■ GIVEN REQUEST:
Check each line of the material below, and copy it if it holds the string "title".

--- TASK MATERIAL ---

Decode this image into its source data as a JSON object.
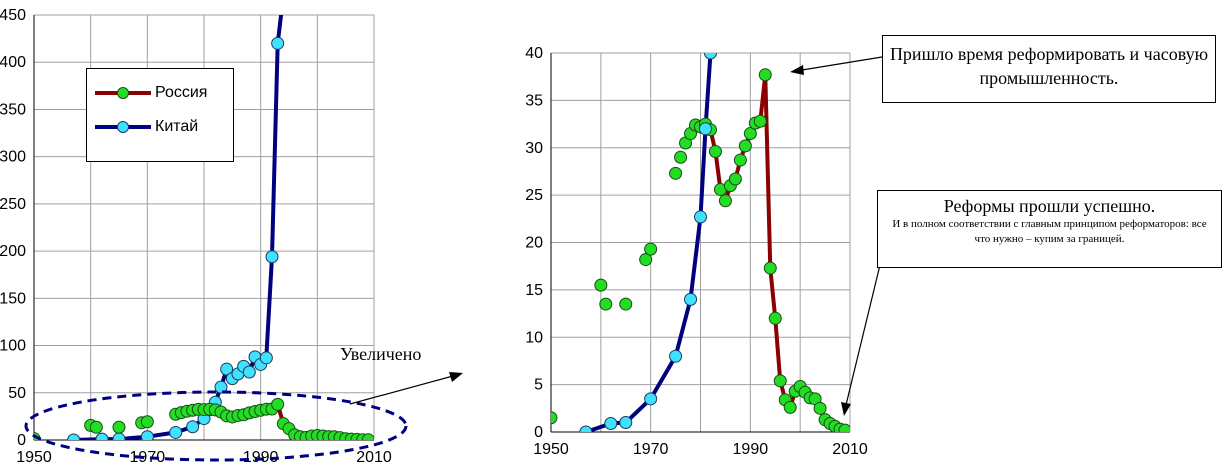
{
  "chart_data": [
    {
      "type": "line",
      "xlim": [
        1950,
        2010
      ],
      "ylim": [
        0,
        450
      ],
      "x_ticks": [
        "1950",
        "1970",
        "1990",
        "2010"
      ],
      "y_ticks": [
        "0",
        "50",
        "100",
        "150",
        "200",
        "250",
        "300",
        "350",
        "400",
        "450"
      ],
      "grid": true,
      "legend": "top-left",
      "series": [
        {
          "name": "Россия",
          "color": "#8b0000",
          "marker_color": "#22dd22",
          "x": [
            1950,
            1960,
            1961,
            1965,
            1969,
            1970,
            1975,
            1976,
            1977,
            1978,
            1979,
            1980,
            1981,
            1982,
            1983,
            1984,
            1985,
            1986,
            1987,
            1988,
            1989,
            1990,
            1991,
            1992,
            1993,
            1994,
            1995,
            1996,
            1997,
            1998,
            1999,
            2000,
            2001,
            2002,
            2003,
            2004,
            2005,
            2006,
            2007,
            2008,
            2009
          ],
          "y": [
            1.5,
            15.5,
            13.5,
            13.5,
            18.2,
            19.3,
            27.3,
            29,
            30.5,
            31.5,
            32.4,
            32.2,
            32.5,
            31.9,
            29.6,
            25.6,
            24.4,
            26,
            26.7,
            28.7,
            30.2,
            31.5,
            32.6,
            32.8,
            37.7,
            17.3,
            12,
            5.4,
            3.4,
            2.6,
            4.3,
            4.8,
            4.2,
            3.6,
            3.5,
            2.5,
            1.3,
            0.9,
            0.6,
            0.3,
            0.2
          ]
        },
        {
          "name": "Китай",
          "color": "#000080",
          "marker_color": "#40e0ff",
          "x": [
            1957,
            1962,
            1965,
            1970,
            1975,
            1978,
            1980,
            1981,
            1982,
            1983,
            1984,
            1985,
            1986,
            1987,
            1988,
            1989,
            1990,
            1991,
            1992,
            1993,
            1994
          ],
          "y": [
            0,
            0.9,
            1,
            3.5,
            8,
            14,
            22.7,
            32,
            40,
            56,
            75,
            65,
            70,
            78,
            72,
            88,
            80,
            87,
            194,
            420,
            470
          ]
        }
      ]
    },
    {
      "type": "line",
      "xlim": [
        1950,
        2010
      ],
      "ylim": [
        0,
        40
      ],
      "x_ticks": [
        "1950",
        "1970",
        "1990",
        "2010"
      ],
      "y_ticks": [
        "0",
        "5",
        "10",
        "15",
        "20",
        "25",
        "30",
        "35",
        "40"
      ],
      "grid": true,
      "annotations": [
        "Пришло время реформировать и часовую промышленность.",
        "Реформы прошли  успешно.",
        "И в полном соответствии с главным принципом реформаторов: все что нужно – купим за границей."
      ]
    }
  ],
  "zoom_label": "Увеличено"
}
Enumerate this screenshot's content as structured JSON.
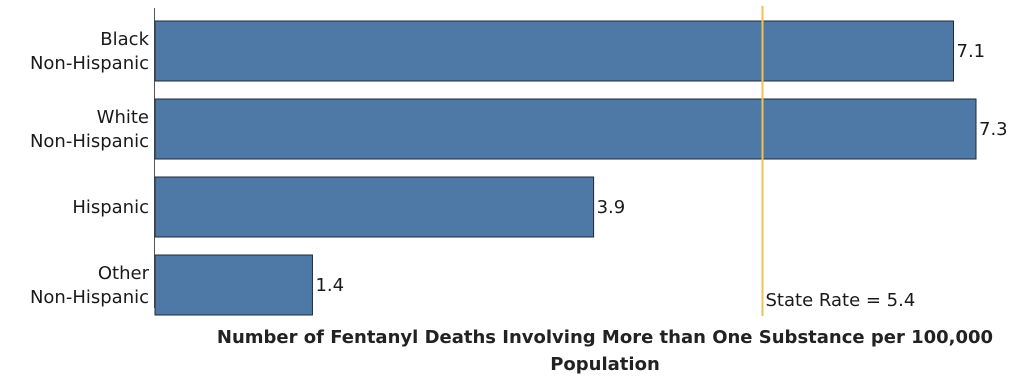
{
  "chart_data": {
    "type": "bar",
    "orientation": "horizontal",
    "title": "",
    "xlabel": "Number of Fentanyl Deaths Involving More than One Substance per 100,000 Population",
    "ylabel": "",
    "categories": [
      [
        "Black",
        "Non-Hispanic"
      ],
      [
        "White",
        "Non-Hispanic"
      ],
      [
        "Hispanic"
      ],
      [
        "Other",
        "Non-Hispanic"
      ]
    ],
    "values": [
      7.1,
      7.3,
      3.9,
      1.4
    ],
    "value_labels": [
      "7.1",
      "7.3",
      "3.9",
      "1.4"
    ],
    "xlim": [
      0,
      7.3
    ],
    "grid": false,
    "reference_line": {
      "value": 5.4,
      "label": "State Rate = 5.4"
    },
    "colors": {
      "bar": "#4e79a7",
      "bar_edge": "#1f2a36",
      "reference_line": "#f1c152"
    }
  }
}
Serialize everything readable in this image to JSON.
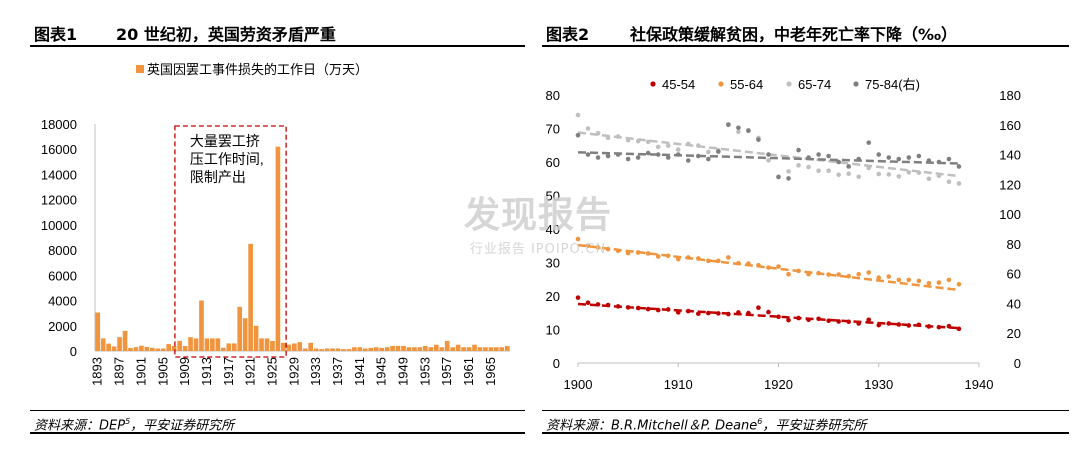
{
  "watermark": {
    "main": "发现报告",
    "sub": "行业报告 IPOIPO.CN"
  },
  "chart1": {
    "label": "图表1",
    "title": "20 世纪初，英国劳资矛盾严重",
    "source_prefix": "资料来源：DEP",
    "source_sup": "5",
    "source_suffix": "，平安证券研究所",
    "annotation": [
      "大量罢工挤",
      "压工作时间,",
      "限制产出"
    ],
    "bar_color": "#F0953E"
  },
  "chart2": {
    "label": "图表2",
    "title": "社保政策缓解贫困，中老年死亡率下降（‰）",
    "source_prefix": "资料来源：B.R.Mitchell＆P. Deane",
    "source_sup": "6",
    "source_suffix": "，平安证券研究所"
  },
  "chart_data": [
    {
      "type": "bar",
      "legend": "英国因罢工事件损失的工作日（万天）",
      "ylim": [
        0,
        18000
      ],
      "yticks": [
        0,
        2000,
        4000,
        6000,
        8000,
        10000,
        12000,
        14000,
        16000,
        18000
      ],
      "xtick_labels": [
        "1893",
        "1897",
        "1901",
        "1905",
        "1909",
        "1913",
        "1917",
        "1921",
        "1925",
        "1929",
        "1933",
        "1937",
        "1941",
        "1945",
        "1949",
        "1953",
        "1957",
        "1961",
        "1965"
      ],
      "categories": [
        1893,
        1894,
        1895,
        1896,
        1897,
        1898,
        1899,
        1900,
        1901,
        1902,
        1903,
        1904,
        1905,
        1906,
        1907,
        1908,
        1909,
        1910,
        1911,
        1912,
        1913,
        1914,
        1915,
        1916,
        1917,
        1918,
        1919,
        1920,
        1921,
        1922,
        1923,
        1924,
        1925,
        1926,
        1927,
        1928,
        1929,
        1930,
        1931,
        1932,
        1933,
        1934,
        1935,
        1936,
        1937,
        1938,
        1939,
        1940,
        1941,
        1942,
        1943,
        1944,
        1945,
        1946,
        1947,
        1948,
        1949,
        1950,
        1951,
        1952,
        1953,
        1954,
        1955,
        1956,
        1957,
        1958,
        1959,
        1960,
        1961,
        1962,
        1963,
        1964,
        1965,
        1966,
        1967,
        1968
      ],
      "values": [
        3050,
        1000,
        580,
        360,
        1100,
        1600,
        240,
        300,
        420,
        330,
        250,
        200,
        200,
        550,
        400,
        800,
        400,
        1100,
        1000,
        4000,
        1000,
        1000,
        1000,
        250,
        600,
        600,
        3500,
        2600,
        8500,
        2000,
        1000,
        1000,
        800,
        16200,
        650,
        500,
        600,
        700,
        200,
        650,
        200,
        150,
        200,
        200,
        200,
        150,
        150,
        300,
        300,
        200,
        250,
        300,
        250,
        300,
        400,
        400,
        400,
        300,
        300,
        300,
        400,
        300,
        500,
        300,
        800,
        300,
        500,
        300,
        300,
        500,
        300,
        300,
        300,
        300,
        300,
        400
      ]
    },
    {
      "type": "scatter",
      "xlim": [
        1900,
        1940
      ],
      "xticks": [
        1900,
        1910,
        1920,
        1930,
        1940
      ],
      "ylim_left": [
        0,
        80
      ],
      "yticks_left": [
        0,
        10,
        20,
        30,
        40,
        50,
        60,
        70,
        80
      ],
      "ylim_right": [
        0,
        180
      ],
      "yticks_right": [
        0,
        20,
        40,
        60,
        80,
        100,
        120,
        140,
        160,
        180
      ],
      "x": [
        1900,
        1901,
        1902,
        1903,
        1904,
        1905,
        1906,
        1907,
        1908,
        1909,
        1910,
        1911,
        1912,
        1913,
        1914,
        1915,
        1916,
        1917,
        1918,
        1919,
        1920,
        1921,
        1922,
        1923,
        1924,
        1925,
        1926,
        1927,
        1928,
        1929,
        1930,
        1931,
        1932,
        1933,
        1934,
        1935,
        1936,
        1937,
        1938
      ],
      "series": [
        {
          "name": "45-54",
          "color": "#C00000",
          "axis": "left",
          "values": [
            19.5,
            18,
            17.5,
            17.3,
            16.9,
            16.6,
            16.4,
            16.1,
            15.8,
            16,
            15.1,
            15.5,
            14.7,
            14.9,
            14.8,
            14.6,
            15.1,
            14.9,
            16.5,
            15.2,
            13.8,
            12.8,
            13.4,
            12.9,
            13.2,
            12.6,
            12.4,
            12.3,
            11.8,
            12.9,
            11.3,
            11.8,
            11.5,
            11.2,
            11.4,
            10.9,
            10.7,
            11,
            10.2
          ],
          "trend": [
            17.6,
            10.4
          ]
        },
        {
          "name": "55-64",
          "color": "#F0953E",
          "axis": "left",
          "values": [
            37,
            35,
            34.5,
            34,
            33.5,
            32.8,
            33,
            32.7,
            31.8,
            32,
            31,
            31.5,
            31.2,
            30.5,
            30.5,
            31.5,
            29.8,
            29.7,
            29.2,
            28.5,
            28.8,
            26.5,
            27.5,
            26.5,
            26.8,
            26.4,
            26.4,
            25.9,
            26.5,
            27,
            25.5,
            25.8,
            24.8,
            24.8,
            24.5,
            23.8,
            24,
            24.8,
            23.5
          ],
          "trend": [
            35.2,
            21.8
          ]
        },
        {
          "name": "65-74",
          "color": "#BFBFBF",
          "axis": "left",
          "values": [
            74,
            70,
            68.6,
            67.2,
            67.6,
            66.5,
            66.2,
            66,
            64.5,
            64.9,
            63.7,
            65.4,
            64.9,
            63,
            63.5,
            71.3,
            69,
            69.5,
            67.2,
            60.5,
            55.5,
            57.2,
            59,
            58.5,
            57.4,
            57.4,
            56.2,
            56.5,
            55.6,
            58.2,
            56.4,
            56.3,
            55.7,
            56.9,
            56.8,
            55,
            55.9,
            54.1,
            53.6
          ],
          "trend": [
            68.8,
            55.8
          ]
        },
        {
          "name": "75-84(右)",
          "color": "#7F7F7F",
          "axis": "right",
          "values": [
            153,
            140,
            138,
            139,
            140,
            137,
            138,
            141,
            140,
            138,
            140,
            136,
            139,
            137,
            142,
            160,
            158,
            156,
            150,
            140,
            125,
            124,
            143,
            138,
            140,
            139,
            135,
            132,
            137,
            148,
            140,
            138,
            137,
            138,
            139,
            136,
            135,
            137,
            132
          ],
          "trend": [
            141.5,
            134
          ]
        }
      ]
    }
  ]
}
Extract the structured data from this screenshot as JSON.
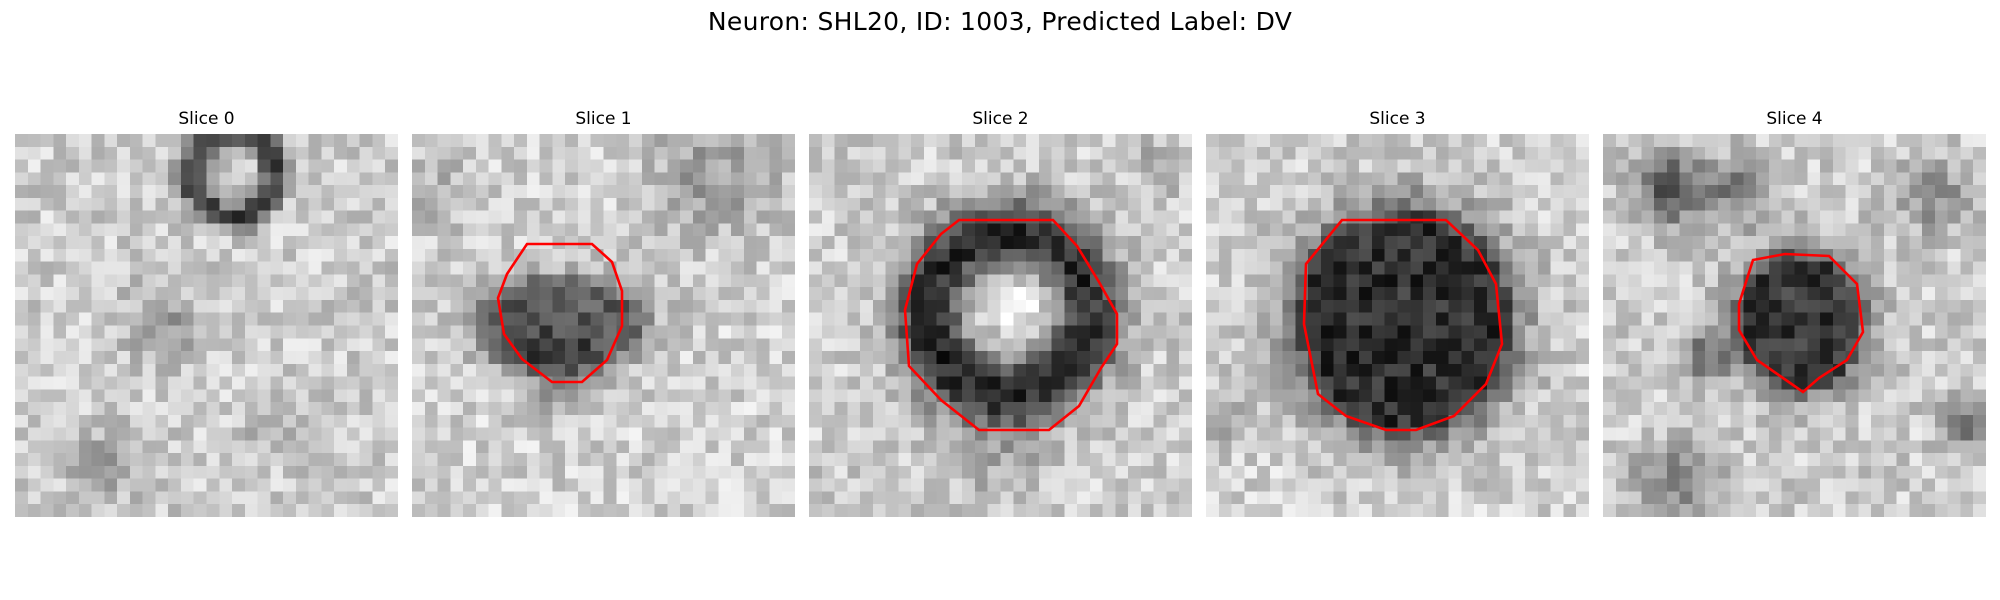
{
  "figure": {
    "title": "Neuron: SHL20, ID: 1003, Predicted Label: DV"
  },
  "slices": [
    {
      "label": "Slice 0",
      "has_contour": false
    },
    {
      "label": "Slice 1",
      "has_contour": true
    },
    {
      "label": "Slice 2",
      "has_contour": true
    },
    {
      "label": "Slice 3",
      "has_contour": true
    },
    {
      "label": "Slice 4",
      "has_contour": true
    }
  ],
  "colors": {
    "background": "#ffffff",
    "contour": "#ff0000",
    "colormap": "grayscale"
  }
}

---

■ CORRECT ANSWER:
    "title": "",
    "title": "20 世纪初，英国劳资矛盾严重",
    "title": "社保政策缓解贫困，中老年死亡率下降（‰）",
    "title": "Neuron: SHL20, ID: 1003, Predicted Label: DV"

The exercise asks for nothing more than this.